**GIVEN PROBLEM:**
Repeat the material in full. Keep every line exactly as it is.

**DATA EXCERPTS:**
Begin
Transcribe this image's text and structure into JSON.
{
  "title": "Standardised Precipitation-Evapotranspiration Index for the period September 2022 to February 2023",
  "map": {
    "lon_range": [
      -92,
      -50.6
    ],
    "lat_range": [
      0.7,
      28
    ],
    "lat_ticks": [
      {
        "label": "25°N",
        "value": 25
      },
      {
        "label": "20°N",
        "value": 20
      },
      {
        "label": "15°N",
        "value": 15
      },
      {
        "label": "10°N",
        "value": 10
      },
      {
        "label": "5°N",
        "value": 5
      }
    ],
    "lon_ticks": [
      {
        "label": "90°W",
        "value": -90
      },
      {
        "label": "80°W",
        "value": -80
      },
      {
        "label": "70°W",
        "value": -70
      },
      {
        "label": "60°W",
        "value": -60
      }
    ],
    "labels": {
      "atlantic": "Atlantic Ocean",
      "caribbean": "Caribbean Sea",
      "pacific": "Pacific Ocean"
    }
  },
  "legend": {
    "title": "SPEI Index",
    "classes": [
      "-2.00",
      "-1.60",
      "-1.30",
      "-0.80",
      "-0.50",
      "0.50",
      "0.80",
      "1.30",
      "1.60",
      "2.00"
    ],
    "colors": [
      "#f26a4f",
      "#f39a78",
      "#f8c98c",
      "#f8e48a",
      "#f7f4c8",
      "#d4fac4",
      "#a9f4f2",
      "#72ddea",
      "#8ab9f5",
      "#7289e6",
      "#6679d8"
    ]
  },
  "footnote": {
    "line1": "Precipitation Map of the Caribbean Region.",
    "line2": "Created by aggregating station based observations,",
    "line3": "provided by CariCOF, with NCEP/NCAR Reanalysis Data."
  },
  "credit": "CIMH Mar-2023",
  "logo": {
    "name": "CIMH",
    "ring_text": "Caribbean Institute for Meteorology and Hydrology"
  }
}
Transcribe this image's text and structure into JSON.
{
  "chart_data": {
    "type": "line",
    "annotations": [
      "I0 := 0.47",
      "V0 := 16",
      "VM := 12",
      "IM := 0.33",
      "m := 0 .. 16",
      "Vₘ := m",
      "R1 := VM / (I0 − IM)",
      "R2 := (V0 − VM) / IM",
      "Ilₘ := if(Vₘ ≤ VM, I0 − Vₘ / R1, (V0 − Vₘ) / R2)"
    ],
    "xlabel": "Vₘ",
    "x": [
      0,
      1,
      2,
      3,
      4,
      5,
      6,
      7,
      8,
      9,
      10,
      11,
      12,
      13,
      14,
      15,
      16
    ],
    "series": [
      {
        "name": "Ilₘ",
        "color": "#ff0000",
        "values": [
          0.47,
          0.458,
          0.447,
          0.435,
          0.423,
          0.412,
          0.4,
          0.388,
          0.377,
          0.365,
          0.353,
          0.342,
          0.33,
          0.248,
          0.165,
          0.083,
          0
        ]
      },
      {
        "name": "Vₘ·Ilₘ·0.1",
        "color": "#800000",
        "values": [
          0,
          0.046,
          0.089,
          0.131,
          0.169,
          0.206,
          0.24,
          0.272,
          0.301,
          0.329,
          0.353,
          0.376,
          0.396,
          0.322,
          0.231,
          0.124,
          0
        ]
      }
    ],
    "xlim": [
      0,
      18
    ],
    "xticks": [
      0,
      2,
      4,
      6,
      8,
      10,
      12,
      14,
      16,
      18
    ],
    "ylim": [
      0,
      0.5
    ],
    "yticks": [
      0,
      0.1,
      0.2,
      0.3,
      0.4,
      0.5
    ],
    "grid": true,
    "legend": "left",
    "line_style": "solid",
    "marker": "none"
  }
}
End
**EXERCISE RESULT:**
Transcribe this image's text and structure into JSON.
{
  "title": "Standardised Precipitation-Evapotranspiration Index for the period September 2022 to February 2023",
  "map": {
    "lon_range": [
      -92,
      -50.6
    ],
    "lat_range": [
      0.7,
      28
    ],
    "lat_ticks": [
      {
        "label": "25°N",
        "value": 25
      },
      {
        "label": "20°N",
        "value": 20
      },
      {
        "label": "15°N",
        "value": 15
      },
      {
        "label": "10°N",
        "value": 10
      },
      {
        "label": "5°N",
        "value": 5
      }
    ],
    "lon_ticks": [
      {
        "label": "90°W",
        "value": -90
      },
      {
        "label": "80°W",
        "value": -80
      },
      {
        "label": "70°W",
        "value": -70
      },
      {
        "label": "60°W",
        "value": -60
      }
    ],
    "labels": {
      "atlantic": "Atlantic Ocean",
      "caribbean": "Caribbean Sea",
      "pacific": "Pacific Ocean"
    }
  },
  "legend": {
    "title": "SPEI Index",
    "classes": [
      "-2.00",
      "-1.60",
      "-1.30",
      "-0.80",
      "-0.50",
      "0.50",
      "0.80",
      "1.30",
      "1.60",
      "2.00"
    ],
    "colors": [
      "#f26a4f",
      "#f39a78",
      "#f8c98c",
      "#f8e48a",
      "#f7f4c8",
      "#d4fac4",
      "#a9f4f2",
      "#72ddea",
      "#8ab9f5",
      "#7289e6",
      "#6679d8"
    ]
  },
  "footnote": {
    "line1": "Precipitation Map of the Caribbean Region.",
    "line2": "Created by aggregating station based observations,",
    "line3": "provided by CariCOF, with NCEP/NCAR Reanalysis Data."
  },
  "credit": "CIMH Mar-2023",
  "logo": {
    "name": "CIMH",
    "ring_text": "Caribbean Institute for Meteorology and Hydrology"
  }
}
Transcribe this image's text and structure into JSON.
{
  "chart_data": {
    "type": "line",
    "annotations": [
      "I0 := 0.47",
      "V0 := 16",
      "VM := 12",
      "IM := 0.33",
      "m := 0 .. 16",
      "Vₘ := m",
      "R1 := VM / (I0 − IM)",
      "R2 := (V0 − VM) / IM",
      "Ilₘ := if(Vₘ ≤ VM, I0 − Vₘ / R1, (V0 − Vₘ) / R2)"
    ],
    "xlabel": "Vₘ",
    "x": [
      0,
      1,
      2,
      3,
      4,
      5,
      6,
      7,
      8,
      9,
      10,
      11,
      12,
      13,
      14,
      15,
      16
    ],
    "series": [
      {
        "name": "Ilₘ",
        "color": "#ff0000",
        "values": [
          0.47,
          0.458,
          0.447,
          0.435,
          0.423,
          0.412,
          0.4,
          0.388,
          0.377,
          0.365,
          0.353,
          0.342,
          0.33,
          0.248,
          0.165,
          0.083,
          0
        ]
      },
      {
        "name": "Vₘ·Ilₘ·0.1",
        "color": "#800000",
        "values": [
          0,
          0.046,
          0.089,
          0.131,
          0.169,
          0.206,
          0.24,
          0.272,
          0.301,
          0.329,
          0.353,
          0.376,
          0.396,
          0.322,
          0.231,
          0.124,
          0
        ]
      }
    ],
    "xlim": [
      0,
      18
    ],
    "xticks": [
      0,
      2,
      4,
      6,
      8,
      10,
      12,
      14,
      16,
      18
    ],
    "ylim": [
      0,
      0.5
    ],
    "yticks": [
      0,
      0.1,
      0.2,
      0.3,
      0.4,
      0.5
    ],
    "grid": true,
    "legend": "left",
    "line_style": "solid",
    "marker": "none"
  }
}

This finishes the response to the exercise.